■ Task requirements ■
Write out the lines from the one with "Patent image size: (1304, 548)." up to and including the one with "The mode field 112 is at (290, 185).", putting "cross-sectional view" in place of "sectional view" and keeping the rest the same.

■ Data to use ■
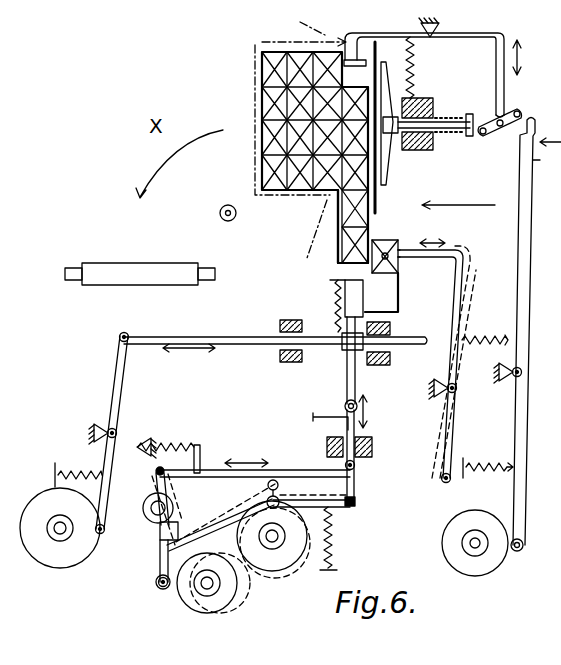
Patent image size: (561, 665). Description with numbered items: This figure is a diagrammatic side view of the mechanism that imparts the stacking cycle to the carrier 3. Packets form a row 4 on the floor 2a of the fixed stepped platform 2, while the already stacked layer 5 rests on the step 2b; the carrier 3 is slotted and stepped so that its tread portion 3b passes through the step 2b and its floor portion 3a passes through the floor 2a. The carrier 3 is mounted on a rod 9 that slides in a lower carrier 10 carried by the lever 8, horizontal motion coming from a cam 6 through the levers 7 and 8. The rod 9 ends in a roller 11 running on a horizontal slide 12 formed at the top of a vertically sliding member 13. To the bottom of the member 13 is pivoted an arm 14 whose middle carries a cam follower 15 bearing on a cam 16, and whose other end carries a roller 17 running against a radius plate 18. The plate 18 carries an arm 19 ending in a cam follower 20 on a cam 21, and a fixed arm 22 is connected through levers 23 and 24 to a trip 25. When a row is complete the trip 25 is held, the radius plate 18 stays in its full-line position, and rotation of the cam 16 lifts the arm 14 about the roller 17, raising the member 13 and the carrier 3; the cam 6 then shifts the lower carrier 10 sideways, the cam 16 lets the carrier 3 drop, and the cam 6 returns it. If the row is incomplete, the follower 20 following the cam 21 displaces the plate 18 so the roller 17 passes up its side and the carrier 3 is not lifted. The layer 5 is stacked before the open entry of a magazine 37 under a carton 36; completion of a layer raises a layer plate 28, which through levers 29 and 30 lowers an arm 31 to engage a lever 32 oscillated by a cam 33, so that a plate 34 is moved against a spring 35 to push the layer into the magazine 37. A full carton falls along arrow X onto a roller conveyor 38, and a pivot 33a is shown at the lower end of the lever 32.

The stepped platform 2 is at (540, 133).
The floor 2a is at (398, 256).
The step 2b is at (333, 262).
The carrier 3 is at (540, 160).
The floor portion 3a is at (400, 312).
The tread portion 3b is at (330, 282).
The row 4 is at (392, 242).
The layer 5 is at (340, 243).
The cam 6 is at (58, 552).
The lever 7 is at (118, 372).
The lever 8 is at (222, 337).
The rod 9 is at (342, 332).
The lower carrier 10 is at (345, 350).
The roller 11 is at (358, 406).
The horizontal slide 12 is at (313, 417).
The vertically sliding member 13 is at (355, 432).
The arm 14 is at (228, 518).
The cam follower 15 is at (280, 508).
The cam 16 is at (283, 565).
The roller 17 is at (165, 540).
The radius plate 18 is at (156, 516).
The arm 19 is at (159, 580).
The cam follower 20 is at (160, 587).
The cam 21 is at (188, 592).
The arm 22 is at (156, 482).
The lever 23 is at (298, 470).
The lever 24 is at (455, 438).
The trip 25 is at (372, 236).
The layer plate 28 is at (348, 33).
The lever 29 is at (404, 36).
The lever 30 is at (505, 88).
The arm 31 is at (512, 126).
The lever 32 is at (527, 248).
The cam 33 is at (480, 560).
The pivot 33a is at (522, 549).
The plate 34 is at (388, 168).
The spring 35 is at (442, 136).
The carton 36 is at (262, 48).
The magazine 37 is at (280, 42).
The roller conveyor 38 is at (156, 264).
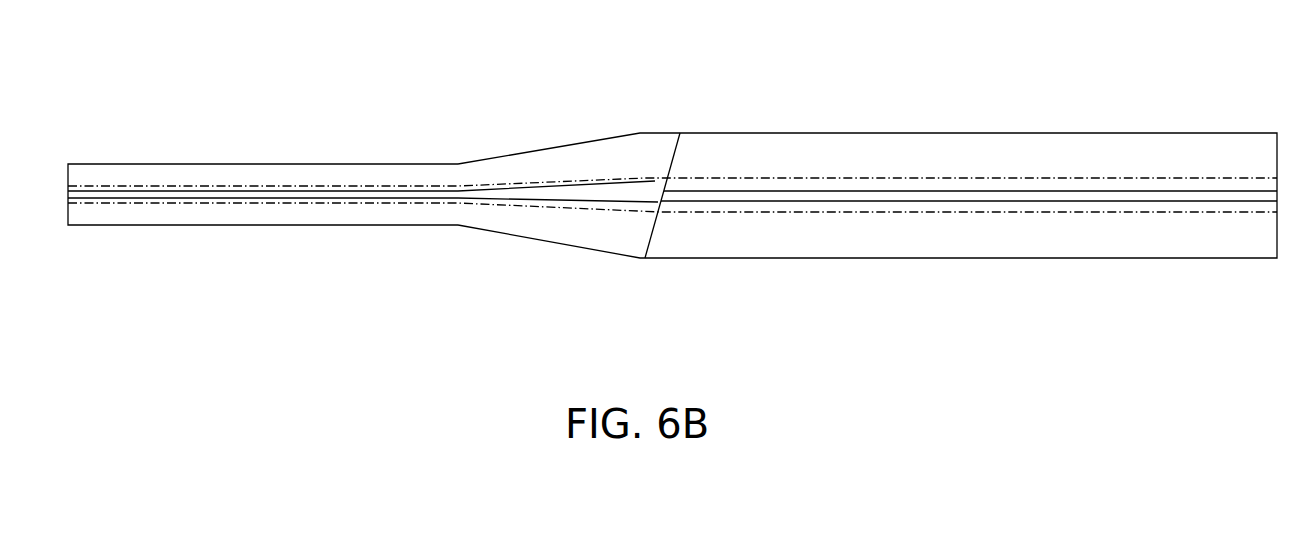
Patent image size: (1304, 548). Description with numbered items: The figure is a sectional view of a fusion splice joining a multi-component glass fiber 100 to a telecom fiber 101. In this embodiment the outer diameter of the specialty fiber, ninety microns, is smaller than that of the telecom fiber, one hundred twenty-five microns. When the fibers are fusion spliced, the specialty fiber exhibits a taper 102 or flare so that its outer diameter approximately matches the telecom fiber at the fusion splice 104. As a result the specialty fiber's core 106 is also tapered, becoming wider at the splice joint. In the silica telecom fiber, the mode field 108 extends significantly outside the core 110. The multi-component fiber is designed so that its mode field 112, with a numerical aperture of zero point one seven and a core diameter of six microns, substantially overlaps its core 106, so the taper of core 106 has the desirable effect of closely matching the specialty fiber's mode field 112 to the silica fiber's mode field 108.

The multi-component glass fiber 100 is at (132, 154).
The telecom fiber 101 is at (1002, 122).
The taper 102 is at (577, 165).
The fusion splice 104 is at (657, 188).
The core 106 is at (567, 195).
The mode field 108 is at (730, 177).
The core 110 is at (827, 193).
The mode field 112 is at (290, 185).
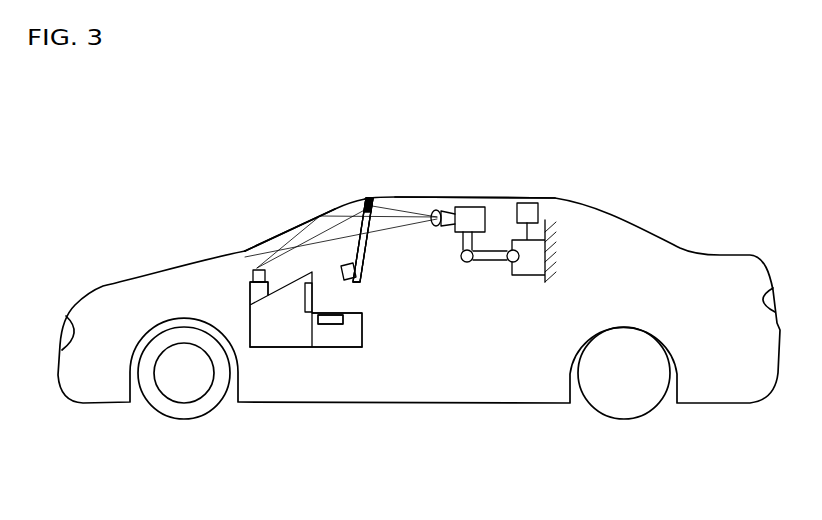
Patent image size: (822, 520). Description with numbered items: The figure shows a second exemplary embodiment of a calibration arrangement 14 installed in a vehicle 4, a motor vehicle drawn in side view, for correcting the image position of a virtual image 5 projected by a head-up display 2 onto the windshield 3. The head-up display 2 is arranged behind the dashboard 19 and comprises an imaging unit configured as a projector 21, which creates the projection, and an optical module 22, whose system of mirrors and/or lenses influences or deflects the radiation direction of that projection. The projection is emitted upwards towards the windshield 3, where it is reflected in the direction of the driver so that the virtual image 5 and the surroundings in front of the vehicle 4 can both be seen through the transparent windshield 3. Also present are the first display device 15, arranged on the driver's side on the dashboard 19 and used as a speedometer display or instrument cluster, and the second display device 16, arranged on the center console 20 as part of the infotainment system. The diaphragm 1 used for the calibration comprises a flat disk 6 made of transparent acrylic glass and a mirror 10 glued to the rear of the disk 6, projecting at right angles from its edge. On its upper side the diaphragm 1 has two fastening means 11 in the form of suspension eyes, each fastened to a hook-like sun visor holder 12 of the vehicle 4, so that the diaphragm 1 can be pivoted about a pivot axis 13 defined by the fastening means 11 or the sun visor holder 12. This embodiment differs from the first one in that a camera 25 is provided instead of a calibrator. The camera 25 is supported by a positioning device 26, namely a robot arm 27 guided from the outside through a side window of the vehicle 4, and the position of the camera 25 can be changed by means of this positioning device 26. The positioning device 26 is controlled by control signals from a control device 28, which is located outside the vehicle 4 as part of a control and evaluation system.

■ The reply ■
Patent image size: (1304, 548). Description with numbered items: The figure is a cross-sectional view of a fusion splice joining a multi-component glass fiber 100 to a telecom fiber 101. In this embodiment the outer diameter of the specialty fiber, ninety microns, is smaller than that of the telecom fiber, one hundred twenty-five microns. When the fibers are fusion spliced, the specialty fiber exhibits a taper 102 or flare so that its outer diameter approximately matches the telecom fiber at the fusion splice 104. As a result the specialty fiber's core 106 is also tapered, becoming wider at the splice joint. In the silica telecom fiber, the mode field 108 extends significantly outside the core 110. The multi-component fiber is designed so that its mode field 112, with a numerical aperture of zero point one seven and a core diameter of six microns, substantially overlaps its core 106, so the taper of core 106 has the desirable effect of closely matching the specialty fiber's mode field 112 to the silica fiber's mode field 108.

The multi-component glass fiber 100 is at (132, 154).
The telecom fiber 101 is at (1002, 122).
The taper 102 is at (577, 165).
The fusion splice 104 is at (657, 188).
The core 106 is at (567, 195).
The mode field 108 is at (730, 177).
The core 110 is at (827, 193).
The mode field 112 is at (290, 185).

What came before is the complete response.